▸ Exercise description: In the material below, count the lines with the word "líquidos" and state that number only.

******

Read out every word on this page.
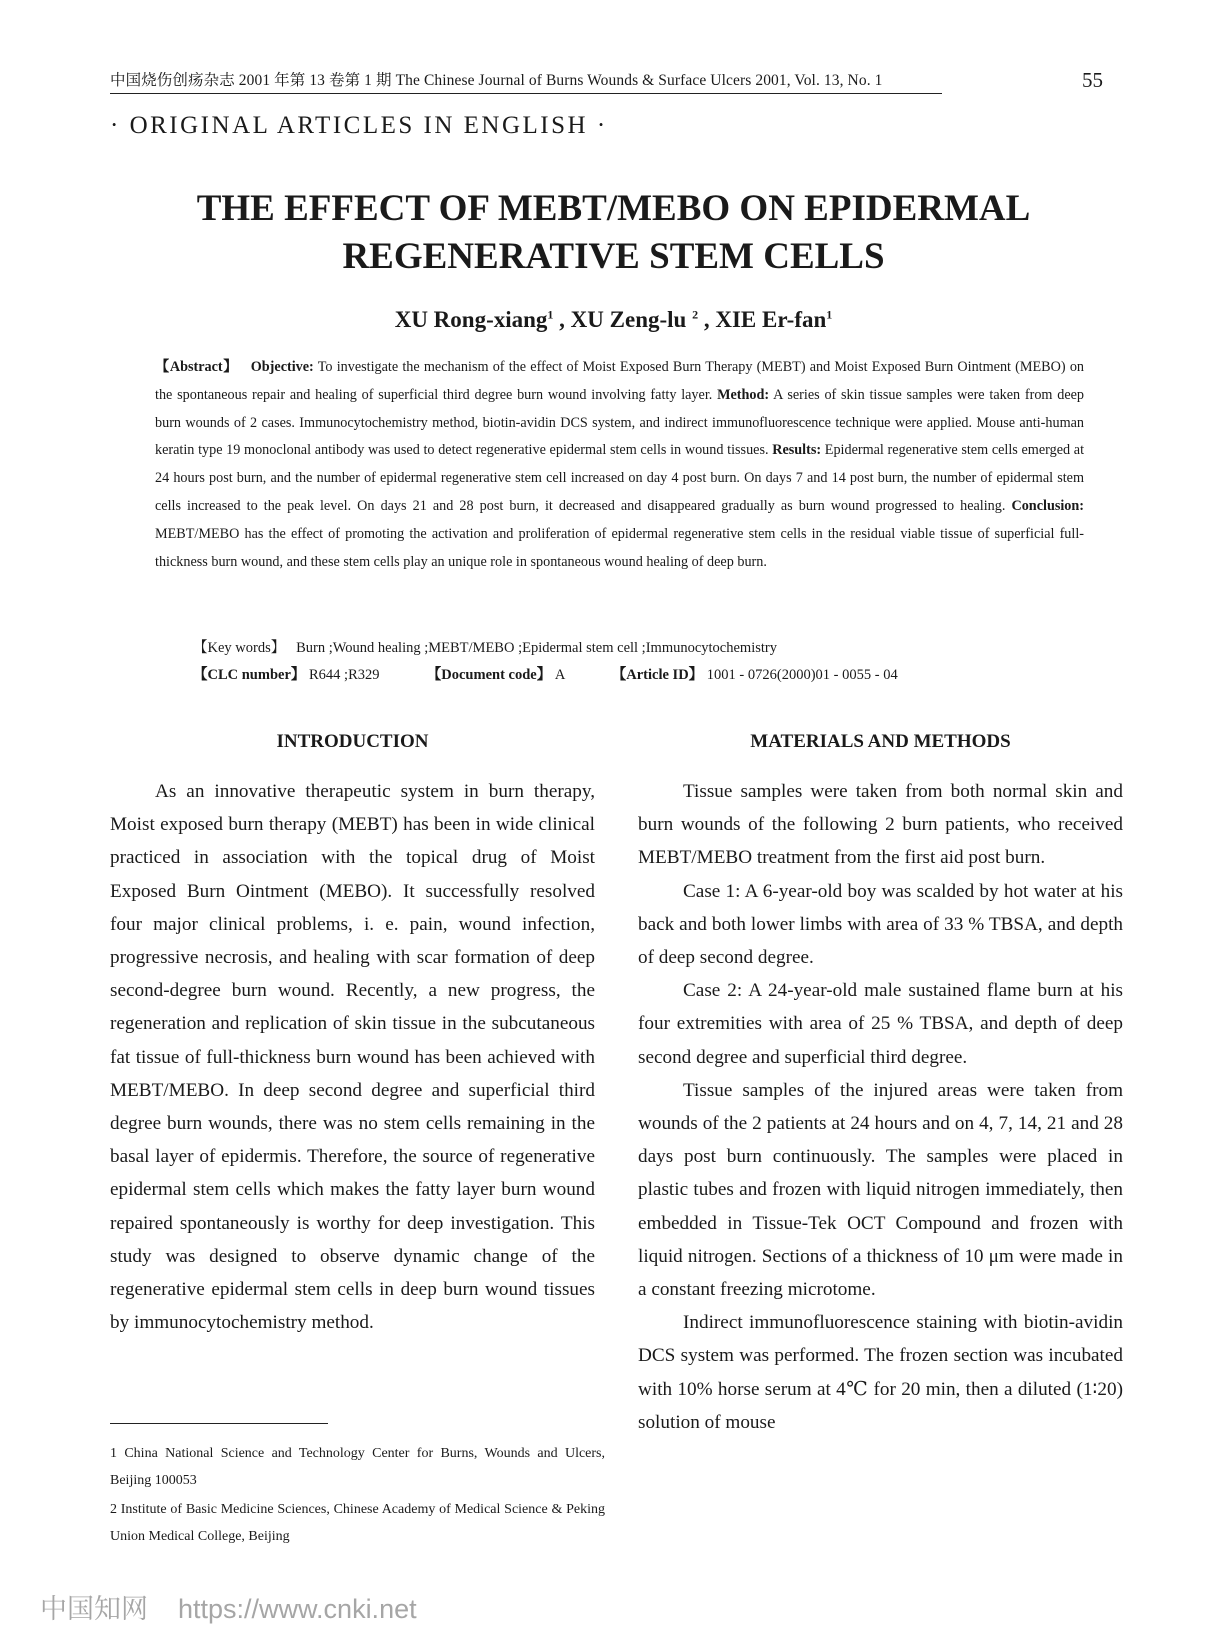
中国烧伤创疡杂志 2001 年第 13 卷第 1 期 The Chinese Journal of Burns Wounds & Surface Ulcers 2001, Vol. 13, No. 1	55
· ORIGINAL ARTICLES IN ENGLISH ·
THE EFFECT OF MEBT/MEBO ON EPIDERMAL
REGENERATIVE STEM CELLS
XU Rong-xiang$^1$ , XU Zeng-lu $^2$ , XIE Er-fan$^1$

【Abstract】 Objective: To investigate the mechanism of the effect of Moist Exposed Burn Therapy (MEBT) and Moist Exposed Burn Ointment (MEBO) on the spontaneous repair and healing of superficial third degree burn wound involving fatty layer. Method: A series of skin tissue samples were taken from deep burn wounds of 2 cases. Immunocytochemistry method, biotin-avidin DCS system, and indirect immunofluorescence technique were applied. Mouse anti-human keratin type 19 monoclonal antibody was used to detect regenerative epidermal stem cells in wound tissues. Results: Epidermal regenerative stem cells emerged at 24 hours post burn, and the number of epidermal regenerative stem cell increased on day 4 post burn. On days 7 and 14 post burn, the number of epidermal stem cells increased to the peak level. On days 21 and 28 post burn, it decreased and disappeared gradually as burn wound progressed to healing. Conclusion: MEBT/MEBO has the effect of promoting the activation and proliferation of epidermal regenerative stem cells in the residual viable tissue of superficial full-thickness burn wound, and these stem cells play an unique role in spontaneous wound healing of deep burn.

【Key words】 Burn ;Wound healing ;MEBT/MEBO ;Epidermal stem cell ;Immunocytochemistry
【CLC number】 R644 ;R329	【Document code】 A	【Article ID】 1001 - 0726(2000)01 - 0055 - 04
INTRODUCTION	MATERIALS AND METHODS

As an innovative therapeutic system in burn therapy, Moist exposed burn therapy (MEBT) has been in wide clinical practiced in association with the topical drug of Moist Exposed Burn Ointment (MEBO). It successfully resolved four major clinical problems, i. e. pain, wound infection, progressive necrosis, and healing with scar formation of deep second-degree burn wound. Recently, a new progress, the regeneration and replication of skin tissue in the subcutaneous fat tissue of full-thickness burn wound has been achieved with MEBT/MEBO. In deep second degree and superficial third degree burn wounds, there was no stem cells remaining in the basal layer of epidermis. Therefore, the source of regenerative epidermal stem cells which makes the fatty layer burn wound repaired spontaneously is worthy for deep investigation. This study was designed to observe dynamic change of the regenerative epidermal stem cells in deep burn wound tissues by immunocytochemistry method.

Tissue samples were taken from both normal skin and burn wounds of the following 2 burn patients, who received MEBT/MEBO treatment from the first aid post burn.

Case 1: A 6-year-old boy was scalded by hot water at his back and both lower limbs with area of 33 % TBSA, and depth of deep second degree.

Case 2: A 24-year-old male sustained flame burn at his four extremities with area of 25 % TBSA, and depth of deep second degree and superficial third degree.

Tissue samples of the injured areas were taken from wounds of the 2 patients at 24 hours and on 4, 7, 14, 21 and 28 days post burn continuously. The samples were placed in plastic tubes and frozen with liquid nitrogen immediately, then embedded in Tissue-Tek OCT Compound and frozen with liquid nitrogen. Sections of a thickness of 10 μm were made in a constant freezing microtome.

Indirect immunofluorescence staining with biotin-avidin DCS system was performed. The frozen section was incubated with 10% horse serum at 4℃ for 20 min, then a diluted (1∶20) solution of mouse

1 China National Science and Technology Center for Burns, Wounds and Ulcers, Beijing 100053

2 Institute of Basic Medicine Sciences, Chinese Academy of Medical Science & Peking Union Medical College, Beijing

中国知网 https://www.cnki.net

******

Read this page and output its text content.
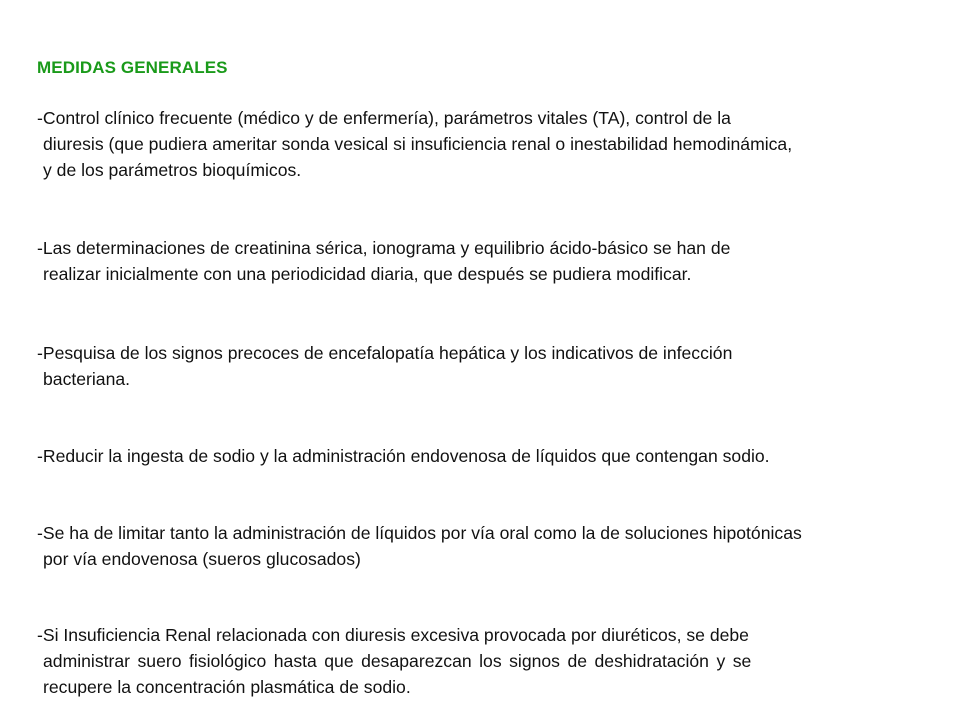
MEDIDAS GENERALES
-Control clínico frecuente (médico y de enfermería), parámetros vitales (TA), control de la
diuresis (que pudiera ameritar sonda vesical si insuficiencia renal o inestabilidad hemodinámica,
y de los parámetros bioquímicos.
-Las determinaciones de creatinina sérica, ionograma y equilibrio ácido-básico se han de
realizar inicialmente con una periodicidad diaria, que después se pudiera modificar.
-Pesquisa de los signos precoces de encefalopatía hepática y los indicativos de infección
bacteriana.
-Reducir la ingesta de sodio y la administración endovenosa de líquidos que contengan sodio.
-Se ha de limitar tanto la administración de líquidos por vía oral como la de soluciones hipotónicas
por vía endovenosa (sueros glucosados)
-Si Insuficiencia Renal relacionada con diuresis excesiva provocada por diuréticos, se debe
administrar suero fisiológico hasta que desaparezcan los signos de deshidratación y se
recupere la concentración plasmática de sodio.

******

▸ Your solution: 2